◆ Short exercise A ◆
Transcribe the passage of the excerpt on deep learning for recommendations that opens with the words containing "Two-Tower Model: Code" and closes with "self.user_embed = nn.Embedding(n_users, embedding_dim)".

··········

Deep Learning for Recommendations

Deep learning transformed recommender systems in two ways. First, it enabled learning representations directly from raw input features — text descriptions, product images, audio signals, and behaviour sequences — without manual feature engineering. A product's embedding can be computed from its image and title using pre-trained encoders, immediately producing a high-quality representation even before any interaction data exists. Second, it enabled modelling complex non-linear user-item interactions that the dot product of matrix factorisation cannot capture. Wide & Deep Learning (Google, 2016), deployed in Google Play recommendations, combined a wide linear model (for memorisation of specific feature combinations) with a deep neural network (for generalisation across novel feature combinations). DeepFM and DCN (Deep Cross Network) added explicit feature crossing layers that learn high-order feature interactions systematically, particularly valuable in advertising click-through rate prediction.

Two-Tower Models

The two-tower (or dual-encoder) architecture has become the dominant approach for the retrieval stage of large-scale recommendation. The architecture is conceptually simple: a user tower maps user context (ID embedding, interaction history, demographics, session features) through a neural network to produce a user embedding vector u; an item tower maps item features (ID embedding, content features, metadata) to an item embedding vector v; the relevance score is the dot product u · v. During inference, because item embeddings do not depend on the query user, they can be pre-computed for the entire catalogue and indexed offline using approximate nearest neighbour (ANN) data structures — FAISS, Google's ScaNN, or managed services like Vertex AI Matching Engine — that retrieve the top-k most similar items to a query embedding in sub-millisecond time, even over billions of items.

Training uses sampled softmax with in-batch negatives: for each positive (user, item) interaction in a mini-batch, all other items in the batch serve as negatives. This is computationally efficient but can be misleading — popular items appear frequently as negatives and may be under-recommended as a result. Hard negative mining addresses this by explicitly sampling items the model currently ranks highly but are not positive examples, forcing the model to differentiate genuinely relevant items from deceptively plausible but irrelevant ones.

Two-Tower Model: Code Sketch

The following PyTorch sketch implements the two-tower architecture. In production, the user and item towers would incorporate richer feature sets — interaction history sequences, content embeddings, contextual signals — but the structural pattern is identical:

import torch
import torch.nn as nn

class TwoTowerRecommender(nn.Module):
    """Two-tower architecture: separate encoders for users and items."""
    def __init__(self, n_users, n_items, embedding_dim=64, hidden_dim=128):
        super().__init__()
        # User tower
        self.user_embed = nn.Embedding(n_users, embedding_dim)

··········

◆ Short exercise B ◆
Rewrite the rows from the first one through the line containing "combine-button[interactable]: ⧈ <box>1168", changing every "tree-item-label" to "outline-item-label" and leaving everything else as it is. Return only those rows.

··········

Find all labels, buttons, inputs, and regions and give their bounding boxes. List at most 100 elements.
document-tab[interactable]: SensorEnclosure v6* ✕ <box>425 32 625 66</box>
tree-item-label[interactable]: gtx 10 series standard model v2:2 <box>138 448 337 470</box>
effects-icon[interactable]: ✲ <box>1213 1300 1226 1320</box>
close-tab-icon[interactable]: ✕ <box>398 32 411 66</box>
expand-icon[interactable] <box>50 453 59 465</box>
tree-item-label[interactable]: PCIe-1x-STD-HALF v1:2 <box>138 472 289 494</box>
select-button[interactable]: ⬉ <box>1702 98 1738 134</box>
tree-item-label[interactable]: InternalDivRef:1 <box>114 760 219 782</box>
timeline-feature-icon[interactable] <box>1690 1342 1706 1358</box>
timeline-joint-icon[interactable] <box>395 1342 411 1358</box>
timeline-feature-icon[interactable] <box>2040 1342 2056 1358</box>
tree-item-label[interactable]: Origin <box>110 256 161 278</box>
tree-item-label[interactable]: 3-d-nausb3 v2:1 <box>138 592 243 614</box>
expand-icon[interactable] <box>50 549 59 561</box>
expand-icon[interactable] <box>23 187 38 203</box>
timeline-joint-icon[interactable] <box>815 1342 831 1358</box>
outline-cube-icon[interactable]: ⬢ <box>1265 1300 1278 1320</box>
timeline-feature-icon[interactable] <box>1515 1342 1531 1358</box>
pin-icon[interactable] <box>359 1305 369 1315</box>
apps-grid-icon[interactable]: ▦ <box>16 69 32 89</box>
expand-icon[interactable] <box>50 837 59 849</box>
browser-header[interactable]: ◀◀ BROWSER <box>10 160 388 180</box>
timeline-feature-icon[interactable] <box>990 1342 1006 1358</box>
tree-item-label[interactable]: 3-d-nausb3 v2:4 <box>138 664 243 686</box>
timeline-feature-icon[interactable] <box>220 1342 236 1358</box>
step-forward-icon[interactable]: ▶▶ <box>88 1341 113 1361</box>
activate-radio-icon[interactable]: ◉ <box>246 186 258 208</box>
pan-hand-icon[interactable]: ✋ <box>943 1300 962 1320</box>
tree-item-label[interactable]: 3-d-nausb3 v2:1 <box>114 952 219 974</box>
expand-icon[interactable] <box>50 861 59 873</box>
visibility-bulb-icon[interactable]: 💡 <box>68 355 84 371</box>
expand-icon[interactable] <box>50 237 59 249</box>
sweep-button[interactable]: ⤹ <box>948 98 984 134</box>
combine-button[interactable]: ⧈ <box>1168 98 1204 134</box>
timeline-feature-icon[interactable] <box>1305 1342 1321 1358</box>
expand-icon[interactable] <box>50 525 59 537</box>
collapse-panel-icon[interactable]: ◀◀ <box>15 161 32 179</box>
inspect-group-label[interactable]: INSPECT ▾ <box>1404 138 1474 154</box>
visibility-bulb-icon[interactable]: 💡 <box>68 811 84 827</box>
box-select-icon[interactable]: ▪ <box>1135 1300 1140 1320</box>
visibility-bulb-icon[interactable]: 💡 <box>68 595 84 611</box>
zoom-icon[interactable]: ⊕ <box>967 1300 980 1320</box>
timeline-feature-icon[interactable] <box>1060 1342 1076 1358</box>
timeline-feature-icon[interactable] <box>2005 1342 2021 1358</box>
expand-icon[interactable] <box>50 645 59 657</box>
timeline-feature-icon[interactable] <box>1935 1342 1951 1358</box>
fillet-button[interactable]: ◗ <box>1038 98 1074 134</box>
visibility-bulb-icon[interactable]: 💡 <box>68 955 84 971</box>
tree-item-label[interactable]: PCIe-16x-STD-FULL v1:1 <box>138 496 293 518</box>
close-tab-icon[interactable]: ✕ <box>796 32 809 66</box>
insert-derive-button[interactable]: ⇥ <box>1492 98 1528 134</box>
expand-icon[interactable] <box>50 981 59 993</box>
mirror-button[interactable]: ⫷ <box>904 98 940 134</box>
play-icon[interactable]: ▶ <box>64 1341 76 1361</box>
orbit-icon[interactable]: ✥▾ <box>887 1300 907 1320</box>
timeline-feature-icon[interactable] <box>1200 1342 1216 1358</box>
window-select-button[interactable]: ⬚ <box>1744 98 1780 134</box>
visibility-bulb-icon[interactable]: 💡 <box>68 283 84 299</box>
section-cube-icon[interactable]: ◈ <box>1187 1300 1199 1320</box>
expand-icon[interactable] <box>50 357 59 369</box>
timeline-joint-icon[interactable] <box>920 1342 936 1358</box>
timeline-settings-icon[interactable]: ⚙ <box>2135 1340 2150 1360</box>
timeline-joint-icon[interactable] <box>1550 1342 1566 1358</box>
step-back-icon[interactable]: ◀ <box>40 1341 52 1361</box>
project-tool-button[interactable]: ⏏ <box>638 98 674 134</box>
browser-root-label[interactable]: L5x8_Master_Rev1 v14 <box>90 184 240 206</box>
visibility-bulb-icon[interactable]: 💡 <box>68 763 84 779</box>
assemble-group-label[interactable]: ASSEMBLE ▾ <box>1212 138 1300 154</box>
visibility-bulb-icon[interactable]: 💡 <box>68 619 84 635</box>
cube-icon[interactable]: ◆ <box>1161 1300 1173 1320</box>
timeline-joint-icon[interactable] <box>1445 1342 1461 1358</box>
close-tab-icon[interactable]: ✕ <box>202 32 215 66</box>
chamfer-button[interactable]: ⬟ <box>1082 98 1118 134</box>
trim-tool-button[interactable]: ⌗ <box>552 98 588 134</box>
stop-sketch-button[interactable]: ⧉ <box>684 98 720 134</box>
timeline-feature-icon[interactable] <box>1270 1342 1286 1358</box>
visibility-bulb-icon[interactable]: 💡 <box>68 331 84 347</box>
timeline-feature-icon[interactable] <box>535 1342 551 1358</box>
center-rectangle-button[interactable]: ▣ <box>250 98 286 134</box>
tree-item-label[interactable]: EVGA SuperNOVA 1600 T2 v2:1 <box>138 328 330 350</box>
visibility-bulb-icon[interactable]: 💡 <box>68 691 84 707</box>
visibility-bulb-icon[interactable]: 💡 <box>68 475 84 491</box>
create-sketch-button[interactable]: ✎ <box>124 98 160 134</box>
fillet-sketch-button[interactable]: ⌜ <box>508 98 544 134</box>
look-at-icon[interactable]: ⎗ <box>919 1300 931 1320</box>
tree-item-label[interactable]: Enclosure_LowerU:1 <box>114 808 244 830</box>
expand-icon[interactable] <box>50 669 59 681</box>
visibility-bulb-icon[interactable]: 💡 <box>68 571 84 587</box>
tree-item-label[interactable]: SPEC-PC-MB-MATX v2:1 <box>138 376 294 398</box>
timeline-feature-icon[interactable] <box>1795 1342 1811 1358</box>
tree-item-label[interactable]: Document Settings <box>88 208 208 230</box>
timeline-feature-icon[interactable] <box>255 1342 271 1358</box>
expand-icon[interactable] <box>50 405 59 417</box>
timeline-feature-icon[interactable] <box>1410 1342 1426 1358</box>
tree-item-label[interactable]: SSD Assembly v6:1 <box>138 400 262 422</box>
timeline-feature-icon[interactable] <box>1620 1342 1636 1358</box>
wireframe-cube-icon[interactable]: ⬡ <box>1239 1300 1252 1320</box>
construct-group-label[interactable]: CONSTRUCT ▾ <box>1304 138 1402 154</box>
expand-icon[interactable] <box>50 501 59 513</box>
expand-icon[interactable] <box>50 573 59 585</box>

··········

◆ Correct output A ◆
Two-Tower Model: Code Sketch

The following PyTorch sketch implements the two-tower architecture. In production, the user and item towers would incorporate richer feature sets — interaction history sequences, content embeddings, contextual signals — but the structural pattern is identical:

import torch
import torch.nn as nn

class TwoTowerRecommender(nn.Module):
    """Two-tower architecture: separate encoders for users and items."""
    def __init__(self, n_users, n_items, embedding_dim=64, hidden_dim=128):
        super().__init__()
        # User tower
        self.user_embed = nn.Embedding(n_users, embedding_dim)

◆ Correct output B ◆
Find all labels, buttons, inputs, and regions and give their bounding boxes. List at most 100 elements.
document-tab[interactable]: SensorEnclosure v6* ✕ <box>425 32 625 66</box>
outline-item-label[interactable]: gtx 10 series standard model v2:2 <box>138 448 337 470</box>
effects-icon[interactable]: ✲ <box>1213 1300 1226 1320</box>
close-tab-icon[interactable]: ✕ <box>398 32 411 66</box>
expand-icon[interactable] <box>50 453 59 465</box>
outline-item-label[interactable]: PCIe-1x-STD-HALF v1:2 <box>138 472 289 494</box>
select-button[interactable]: ⬉ <box>1702 98 1738 134</box>
outline-item-label[interactable]: InternalDivRef:1 <box>114 760 219 782</box>
timeline-feature-icon[interactable] <box>1690 1342 1706 1358</box>
timeline-joint-icon[interactable] <box>395 1342 411 1358</box>
timeline-feature-icon[interactable] <box>2040 1342 2056 1358</box>
outline-item-label[interactable]: Origin <box>110 256 161 278</box>
outline-item-label[interactable]: 3-d-nausb3 v2:1 <box>138 592 243 614</box>
expand-icon[interactable] <box>50 549 59 561</box>
expand-icon[interactable] <box>23 187 38 203</box>
timeline-joint-icon[interactable] <box>815 1342 831 1358</box>
outline-cube-icon[interactable]: ⬢ <box>1265 1300 1278 1320</box>
timeline-feature-icon[interactable] <box>1515 1342 1531 1358</box>
pin-icon[interactable] <box>359 1305 369 1315</box>
apps-grid-icon[interactable]: ▦ <box>16 69 32 89</box>
expand-icon[interactable] <box>50 837 59 849</box>
browser-header[interactable]: ◀◀ BROWSER <box>10 160 388 180</box>
timeline-feature-icon[interactable] <box>990 1342 1006 1358</box>
outline-item-label[interactable]: 3-d-nausb3 v2:4 <box>138 664 243 686</box>
timeline-feature-icon[interactable] <box>220 1342 236 1358</box>
step-forward-icon[interactable]: ▶▶ <box>88 1341 113 1361</box>
activate-radio-icon[interactable]: ◉ <box>246 186 258 208</box>
pan-hand-icon[interactable]: ✋ <box>943 1300 962 1320</box>
outline-item-label[interactable]: 3-d-nausb3 v2:1 <box>114 952 219 974</box>
expand-icon[interactable] <box>50 861 59 873</box>
visibility-bulb-icon[interactable]: 💡 <box>68 355 84 371</box>
expand-icon[interactable] <box>50 237 59 249</box>
sweep-button[interactable]: ⤹ <box>948 98 984 134</box>
combine-button[interactable]: ⧈ <box>1168 98 1204 134</box>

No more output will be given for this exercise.